Report how many lines of these entries hold the string "Bryan"; reply with the number alone.

[Data listing]
--

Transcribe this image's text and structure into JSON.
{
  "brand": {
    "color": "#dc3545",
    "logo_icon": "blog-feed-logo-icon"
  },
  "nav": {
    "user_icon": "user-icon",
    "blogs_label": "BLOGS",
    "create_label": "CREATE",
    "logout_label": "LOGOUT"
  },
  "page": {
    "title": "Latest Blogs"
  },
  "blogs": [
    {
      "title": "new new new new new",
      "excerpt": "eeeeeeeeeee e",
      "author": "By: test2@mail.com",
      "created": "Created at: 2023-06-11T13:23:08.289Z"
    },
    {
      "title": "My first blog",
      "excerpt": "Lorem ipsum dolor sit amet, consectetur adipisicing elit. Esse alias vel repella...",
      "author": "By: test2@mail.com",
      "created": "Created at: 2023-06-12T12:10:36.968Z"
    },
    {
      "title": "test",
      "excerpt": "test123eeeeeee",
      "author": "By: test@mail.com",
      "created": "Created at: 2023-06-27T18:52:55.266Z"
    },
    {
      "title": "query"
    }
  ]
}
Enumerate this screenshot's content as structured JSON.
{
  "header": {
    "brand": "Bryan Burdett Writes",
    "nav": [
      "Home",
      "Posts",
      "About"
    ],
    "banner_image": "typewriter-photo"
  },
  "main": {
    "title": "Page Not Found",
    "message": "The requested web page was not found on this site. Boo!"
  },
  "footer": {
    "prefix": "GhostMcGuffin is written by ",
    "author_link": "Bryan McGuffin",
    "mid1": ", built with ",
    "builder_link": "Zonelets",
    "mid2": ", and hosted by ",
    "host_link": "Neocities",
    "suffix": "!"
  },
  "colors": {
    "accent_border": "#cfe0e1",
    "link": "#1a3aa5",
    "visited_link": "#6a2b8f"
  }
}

--

#### [Exercise result]
2